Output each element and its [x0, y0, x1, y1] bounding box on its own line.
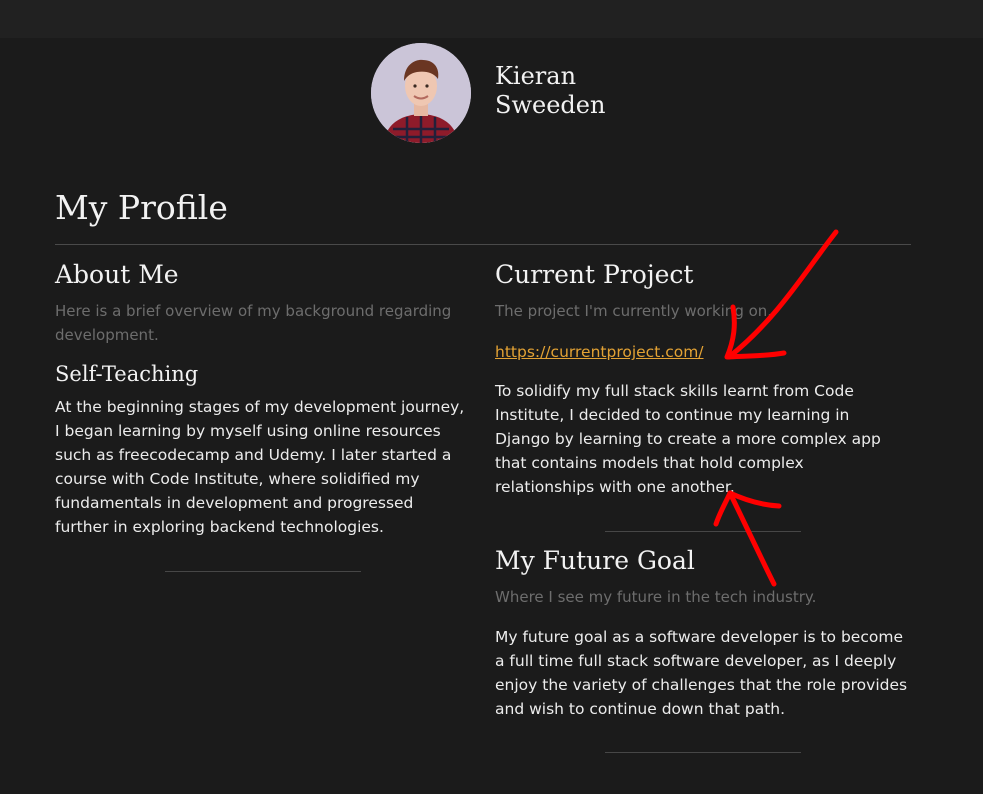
user-first-name: Kieran [495, 62, 577, 90]
top-bar [0, 0, 983, 38]
current-project-heading: Current Project [495, 260, 694, 289]
title-divider [55, 244, 911, 245]
avatar [371, 43, 471, 143]
future-goal-heading: My Future Goal [495, 546, 695, 575]
about-body: At the beginning stages of my developmen… [55, 398, 465, 536]
self-teaching-heading: Self-Teaching [55, 362, 199, 386]
about-subtitle: Here is a brief overview of my backgroun… [55, 302, 452, 344]
current-project-subtitle: The project I'm currently working on. [495, 302, 773, 320]
current-project-link[interactable]: https://currentproject.com/ [495, 340, 704, 364]
about-divider [165, 571, 361, 572]
page-title: My Profile [55, 188, 228, 227]
current-project-divider [605, 531, 801, 532]
user-last-name: Sweeden [495, 91, 606, 119]
user-name: Kieran Sweeden [495, 62, 695, 120]
future-goal-divider [605, 752, 801, 753]
future-goal-body: My future goal as a software developer i… [495, 628, 908, 718]
about-heading: About Me [55, 260, 179, 289]
current-project-body: To solidify my full stack skills learnt … [495, 382, 881, 496]
avatar-photo [371, 43, 471, 143]
future-goal-subtitle: Where I see my future in the tech indust… [495, 588, 817, 606]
------------------------------------------------
ÉNONCÉ DÉTAILLÉ -> Pouvez-vous modifier les lignes de la liste, de celle qui contient « user-first-name: Kieran [495, 62, 577, 90] » jusqu'à celle qui contient « avatar-photo [371, 43, 471, 143] » incluse, en remplaçant « divider » par « separator » sans rien changer d'autre ?

RÉPONSE ->
user-first-name: Kieran [495, 62, 577, 90]
top-bar [0, 0, 983, 38]
current-project-heading: Current Project [495, 260, 694, 289]
title-separator [55, 244, 911, 245]
avatar [371, 43, 471, 143]
future-goal-heading: My Future Goal [495, 546, 695, 575]
about-body: At the beginning stages of my developmen… [55, 398, 465, 536]
self-teaching-heading: Self-Teaching [55, 362, 199, 386]
about-subtitle: Here is a brief overview of my backgroun… [55, 302, 452, 344]
current-project-subtitle: The project I'm currently working on. [495, 302, 773, 320]
current-project-link[interactable]: https://currentproject.com/ [495, 340, 704, 364]
about-separator [165, 571, 361, 572]
page-title: My Profile [55, 188, 228, 227]
current-project-separator [605, 531, 801, 532]
user-last-name: Sweeden [495, 91, 606, 119]
user-name: Kieran Sweeden [495, 62, 695, 120]
future-goal-separator [605, 752, 801, 753]
future-goal-body: My future goal as a software developer i… [495, 628, 908, 718]
about-heading: About Me [55, 260, 179, 289]
current-project-body: To solidify my full stack skills learnt … [495, 382, 881, 496]
avatar-photo [371, 43, 471, 143]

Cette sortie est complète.